- Goal -
Copy each line below that contains "Klicka".
******************************
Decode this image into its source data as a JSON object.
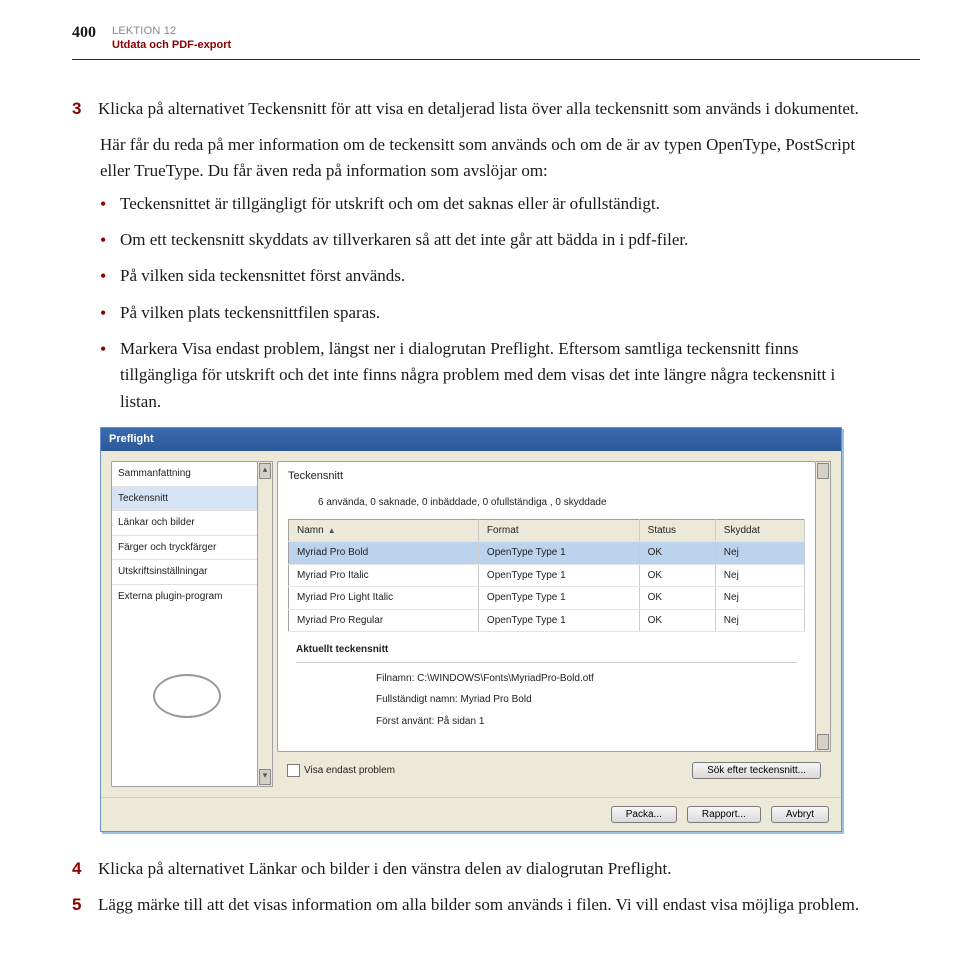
{
  "header": {
    "page_number": "400",
    "lesson_line1": "LEKTION 12",
    "lesson_line2": "Utdata och PDF-export"
  },
  "step3": {
    "num": "3",
    "para1": "Klicka på alternativet Teckensnitt för att visa en detaljerad lista över alla teckensnitt som används i dokumentet.",
    "para2": "Här får du reda på mer information om de teckensitt som används och om de är av typen OpenType, PostScript eller TrueType. Du får även reda på information som avslöjar om:"
  },
  "bullets": [
    "Teckensnittet är tillgängligt för utskrift och om det saknas eller är ofullständigt.",
    "Om ett teckensnitt skyddats av tillverkaren så att det inte går att bädda in i pdf-filer.",
    "På vilken sida teckensnittet först används.",
    "På vilken plats teckensnittfilen sparas.",
    "Markera Visa endast problem, längst ner i dialogrutan Preflight. Eftersom samtliga teckensnitt finns tillgängliga för utskrift och det inte finns några problem med dem visas det inte längre några teckensnitt i listan."
  ],
  "dialog": {
    "title": "Preflight",
    "sidebar": [
      "Sammanfattning",
      "Teckensnitt",
      "Länkar och bilder",
      "Färger och tryckfärger",
      "Utskriftsinställningar",
      "Externa plugin-program"
    ],
    "panel_heading": "Teckensnitt",
    "summary": "6 använda, 0 saknade, 0 inbäddade, 0 ofullständiga , 0 skyddade",
    "columns": [
      "Namn",
      "Format",
      "Status",
      "Skyddat"
    ],
    "rows": [
      {
        "name": "Myriad Pro Bold",
        "format": "OpenType Type 1",
        "status": "OK",
        "protected": "Nej",
        "selected": true
      },
      {
        "name": "Myriad Pro Italic",
        "format": "OpenType Type 1",
        "status": "OK",
        "protected": "Nej"
      },
      {
        "name": "Myriad Pro Light Italic",
        "format": "OpenType Type 1",
        "status": "OK",
        "protected": "Nej"
      },
      {
        "name": "Myriad Pro Regular",
        "format": "OpenType Type 1",
        "status": "OK",
        "protected": "Nej"
      }
    ],
    "detail_heading": "Aktuellt teckensnitt",
    "detail_filename_label": "Filnamn:",
    "detail_filename": "C:\\WINDOWS\\Fonts\\MyriadPro-Bold.otf",
    "detail_fullname_label": "Fullständigt namn:",
    "detail_fullname": "Myriad Pro Bold",
    "detail_firstused_label": "Först använt:",
    "detail_firstused": "På sidan 1",
    "show_problems_label": "Visa endast problem",
    "search_font_btn": "Sök efter teckensnitt...",
    "bottom_buttons": [
      "Packa...",
      "Rapport...",
      "Avbryt"
    ]
  },
  "step4": {
    "num": "4",
    "text": "Klicka på alternativet Länkar och bilder i den vänstra delen av dialogrutan Preflight."
  },
  "step5": {
    "num": "5",
    "text": "Lägg märke till att det visas information om alla bilder som används i filen. Vi vill endast visa möjliga problem."
  }
}
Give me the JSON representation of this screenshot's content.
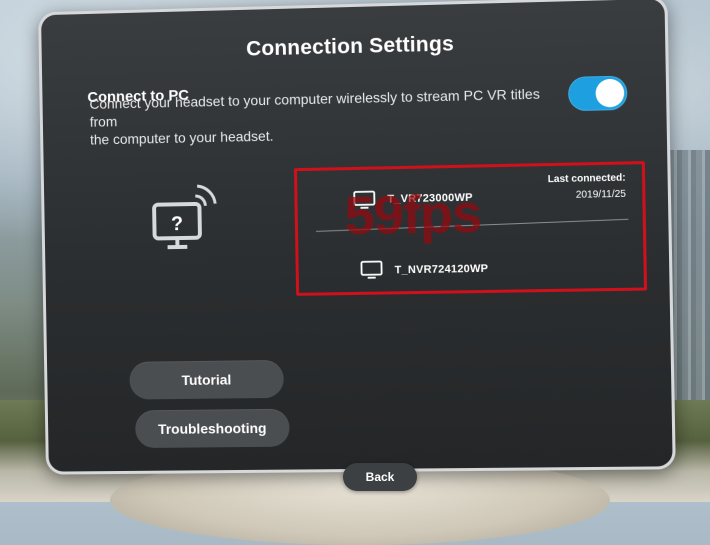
{
  "panel": {
    "title": "Connection Settings"
  },
  "connect_to_pc": {
    "title": "Connect to PC",
    "description_line1": "Connect your headset to your computer wirelessly to stream PC VR titles from",
    "description_line2": "the computer to your headset.",
    "toggle_state": "on",
    "toggle_color": "#1e9fe0"
  },
  "devices": [
    {
      "name": "T_VR723000WP",
      "last_connected_label": "Last connected:",
      "last_connected_date": "2019/11/25",
      "icon": "monitor-icon"
    },
    {
      "name": "T_NVR724120WP",
      "icon": "monitor-icon"
    }
  ],
  "overlay": {
    "fps_text": "59fps",
    "highlight_color": "#d0101a"
  },
  "buttons": {
    "tutorial": "Tutorial",
    "troubleshooting": "Troubleshooting",
    "back": "Back"
  },
  "illustration": {
    "icon": "pc-wireless-question-icon",
    "glyph": "?"
  }
}
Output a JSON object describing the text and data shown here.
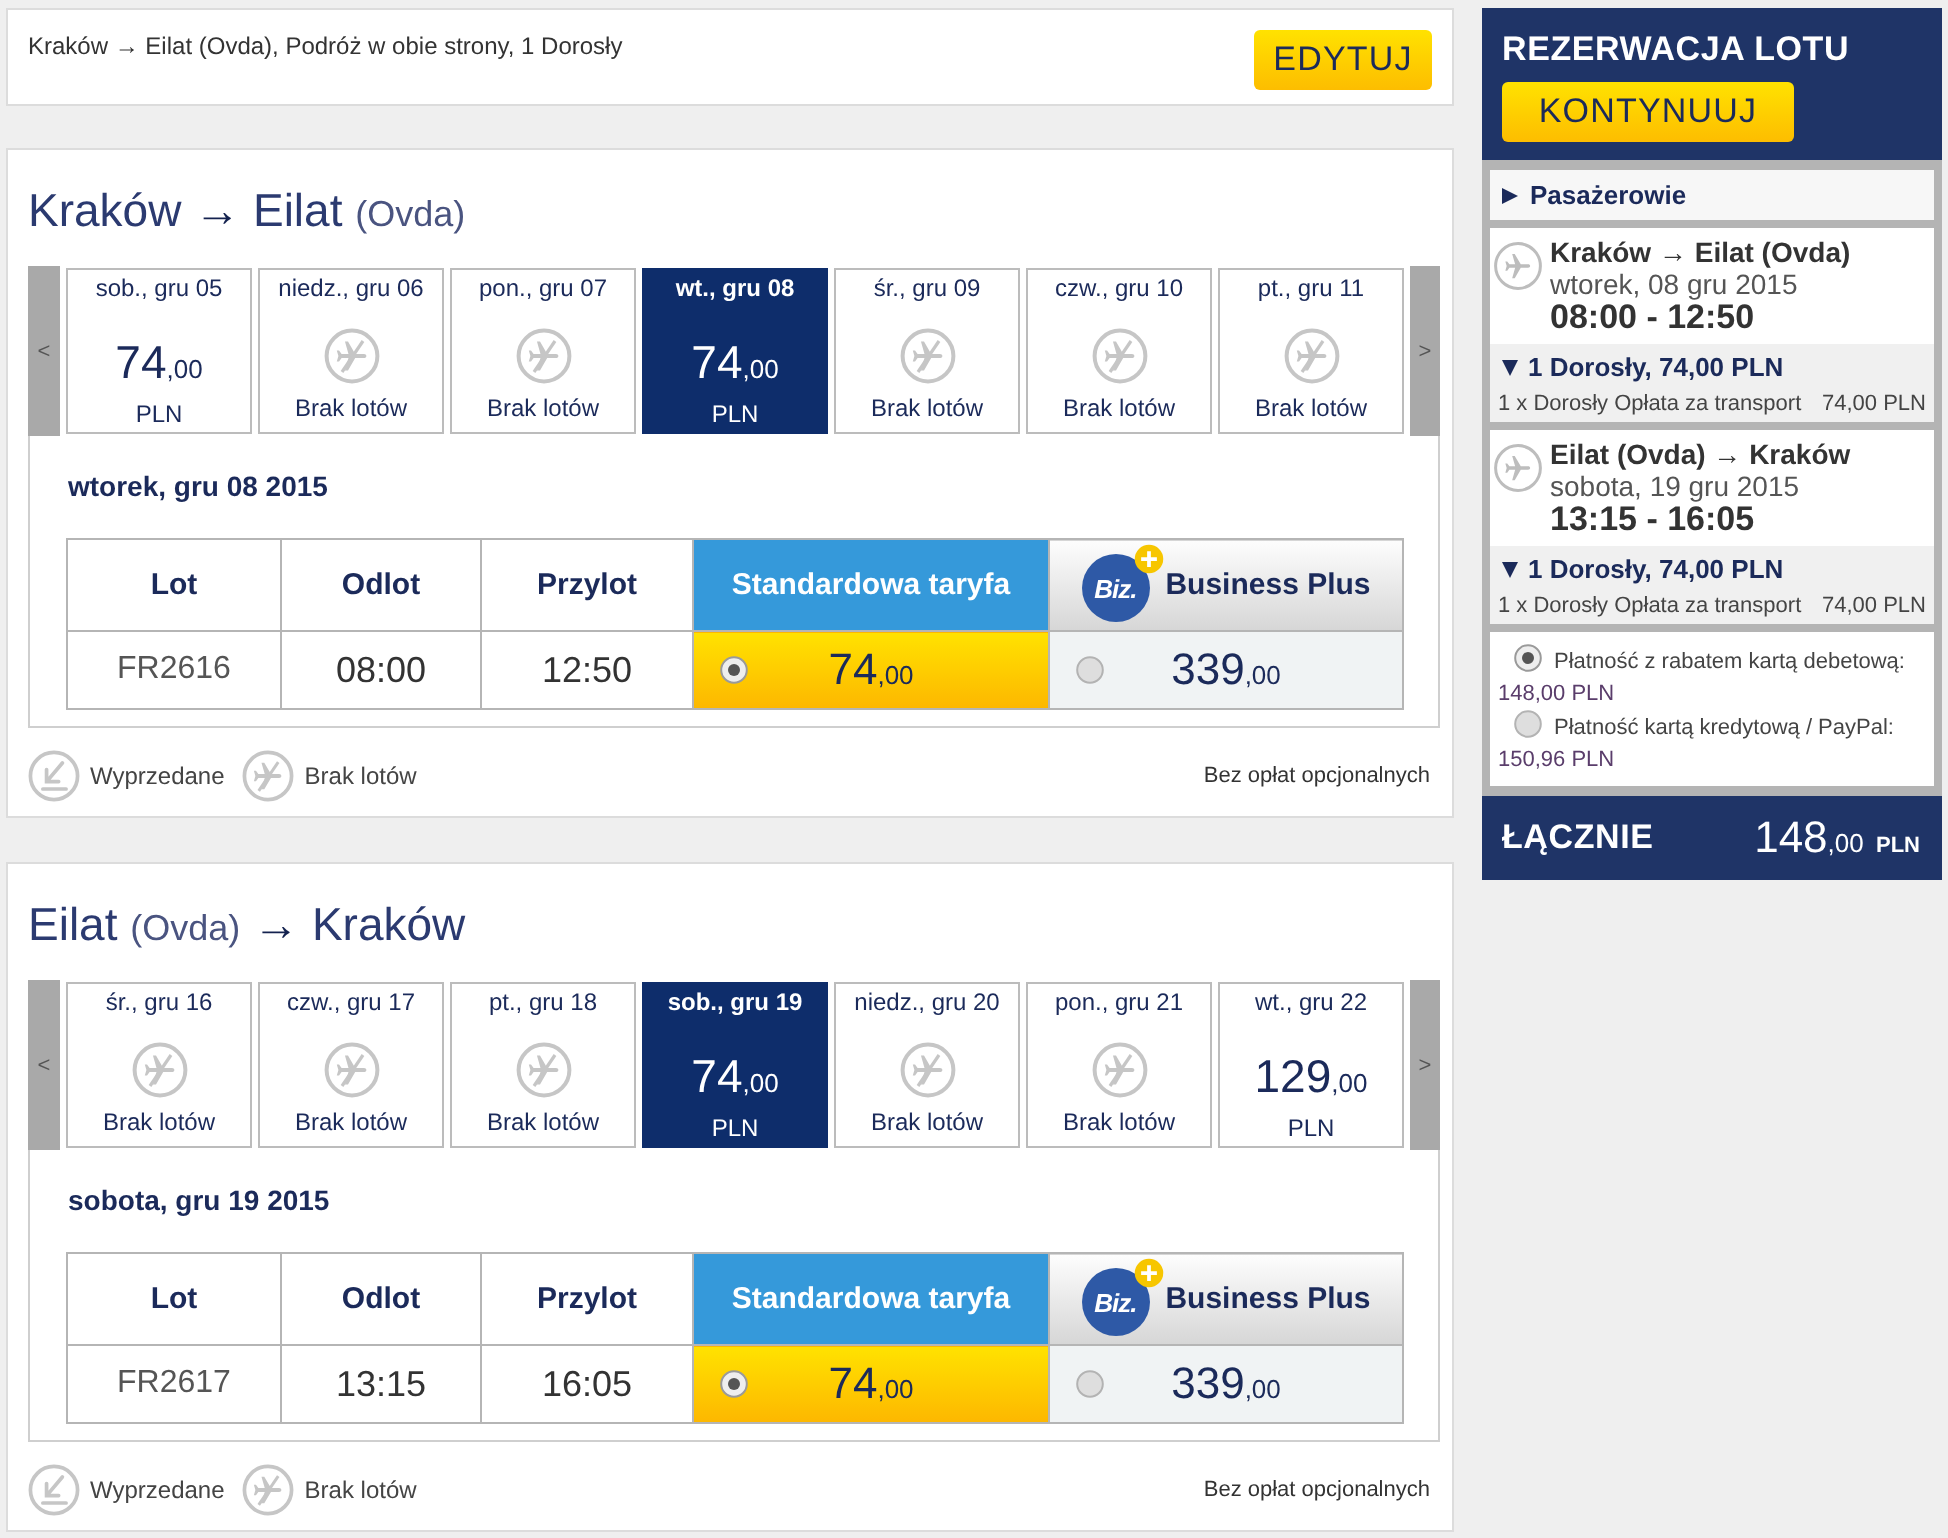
{
  "summary": {
    "text": "Kraków → Eilat (Ovda), Podróż w obie strony, 1 Dorosły",
    "edit_button": "EDYTUJ"
  },
  "journeys": [
    {
      "title": [
        {
          "kind": "city",
          "text": "Kraków"
        },
        {
          "kind": "arrow",
          "text": "→"
        },
        {
          "kind": "city",
          "text": "Eilat"
        },
        {
          "kind": "note",
          "text": "(Ovda)"
        }
      ],
      "prev": "<",
      "next": ">",
      "days": [
        {
          "label": "sob., gru 05",
          "kind": "price",
          "price": "74,00",
          "currency": "PLN",
          "selected": false
        },
        {
          "label": "niedz., gru 06",
          "kind": "none",
          "note": "Brak lotów",
          "selected": false
        },
        {
          "label": "pon., gru 07",
          "kind": "none",
          "note": "Brak lotów",
          "selected": false
        },
        {
          "label": "wt., gru 08",
          "kind": "price",
          "price": "74,00",
          "currency": "PLN",
          "selected": true
        },
        {
          "label": "śr., gru 09",
          "kind": "none",
          "note": "Brak lotów",
          "selected": false
        },
        {
          "label": "czw., gru 10",
          "kind": "none",
          "note": "Brak lotów",
          "selected": false
        },
        {
          "label": "pt., gru 11",
          "kind": "none",
          "note": "Brak lotów",
          "selected": false
        }
      ],
      "date": "wtorek, gru 08 2015",
      "table": {
        "columns": [
          "Lot",
          "Odlot",
          "Przylot"
        ],
        "fares": [
          {
            "kind": "standard",
            "name": "Standardowa taryfa"
          },
          {
            "kind": "business",
            "badge": "Biz.",
            "name": "Business Plus"
          }
        ],
        "rows": [
          {
            "cells": [
              "FR2616",
              "08:00",
              "12:50"
            ],
            "fares": [
              {
                "price": "74,00",
                "selected": true
              },
              {
                "price": "339,00",
                "selected": false
              }
            ]
          }
        ]
      },
      "legend": [
        {
          "kind": "sold_out",
          "label": "Wyprzedane"
        },
        {
          "kind": "no_flights",
          "label": "Brak lotów"
        }
      ],
      "note": "Bez opłat opcjonalnych"
    },
    {
      "title": [
        {
          "kind": "city",
          "text": "Eilat"
        },
        {
          "kind": "note",
          "text": "(Ovda)"
        },
        {
          "kind": "arrow",
          "text": "→"
        },
        {
          "kind": "city",
          "text": "Kraków"
        }
      ],
      "prev": "<",
      "next": ">",
      "days": [
        {
          "label": "śr., gru 16",
          "kind": "none",
          "note": "Brak lotów",
          "selected": false
        },
        {
          "label": "czw., gru 17",
          "kind": "none",
          "note": "Brak lotów",
          "selected": false
        },
        {
          "label": "pt., gru 18",
          "kind": "none",
          "note": "Brak lotów",
          "selected": false
        },
        {
          "label": "sob., gru 19",
          "kind": "price",
          "price": "74,00",
          "currency": "PLN",
          "selected": true
        },
        {
          "label": "niedz., gru 20",
          "kind": "none",
          "note": "Brak lotów",
          "selected": false
        },
        {
          "label": "pon., gru 21",
          "kind": "none",
          "note": "Brak lotów",
          "selected": false
        },
        {
          "label": "wt., gru 22",
          "kind": "price",
          "price": "129,00",
          "currency": "PLN",
          "selected": false
        }
      ],
      "date": "sobota, gru 19 2015",
      "table": {
        "columns": [
          "Lot",
          "Odlot",
          "Przylot"
        ],
        "fares": [
          {
            "kind": "standard",
            "name": "Standardowa taryfa"
          },
          {
            "kind": "business",
            "badge": "Biz.",
            "name": "Business Plus"
          }
        ],
        "rows": [
          {
            "cells": [
              "FR2617",
              "13:15",
              "16:05"
            ],
            "fares": [
              {
                "price": "74,00",
                "selected": true
              },
              {
                "price": "339,00",
                "selected": false
              }
            ]
          }
        ]
      },
      "legend": [
        {
          "kind": "sold_out",
          "label": "Wyprzedane"
        },
        {
          "kind": "no_flights",
          "label": "Brak lotów"
        }
      ],
      "note": "Bez opłat opcjonalnych"
    }
  ],
  "booking": {
    "title": "REZERWACJA LOTU",
    "continue_button": "KONTYNUUJ",
    "passengers": {
      "label": "Pasażerowie",
      "expanded": false
    },
    "legs": [
      {
        "route": "Kraków → Eilat (Ovda)",
        "date": "wtorek, 08 gru 2015",
        "times": "08:00 - 12:50",
        "fare": {
          "label": "1 Dorosły, 74,00 PLN",
          "expanded": true,
          "lines": [
            {
              "label": "1 x Dorosły Opłata za transport",
              "amount": "74,00 PLN"
            }
          ]
        }
      },
      {
        "route": "Eilat (Ovda) → Kraków",
        "date": "sobota, 19 gru 2015",
        "times": "13:15 - 16:05",
        "fare": {
          "label": "1 Dorosły, 74,00 PLN",
          "expanded": true,
          "lines": [
            {
              "label": "1 x Dorosły Opłata za transport",
              "amount": "74,00 PLN"
            }
          ]
        }
      }
    ],
    "payment_options": [
      {
        "label": "Płatność z rabatem kartą debetową:",
        "amount": "148,00 PLN",
        "selected": true
      },
      {
        "label": "Płatność kartą kredytową / PayPal:",
        "amount": "150,96 PLN",
        "selected": false
      }
    ],
    "total": {
      "label": "ŁĄCZNIE",
      "amount": "148,00",
      "currency": "PLN"
    }
  }
}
******************************
- Written solution -
    "para1": "Klicka på alternativet Teckensnitt för att visa en detaljerad lista över alla teckensnitt som används i dokumentet.",
    "text": "Klicka på alternativet Länkar och bilder i den vänstra delen av dialogrutan Preflight."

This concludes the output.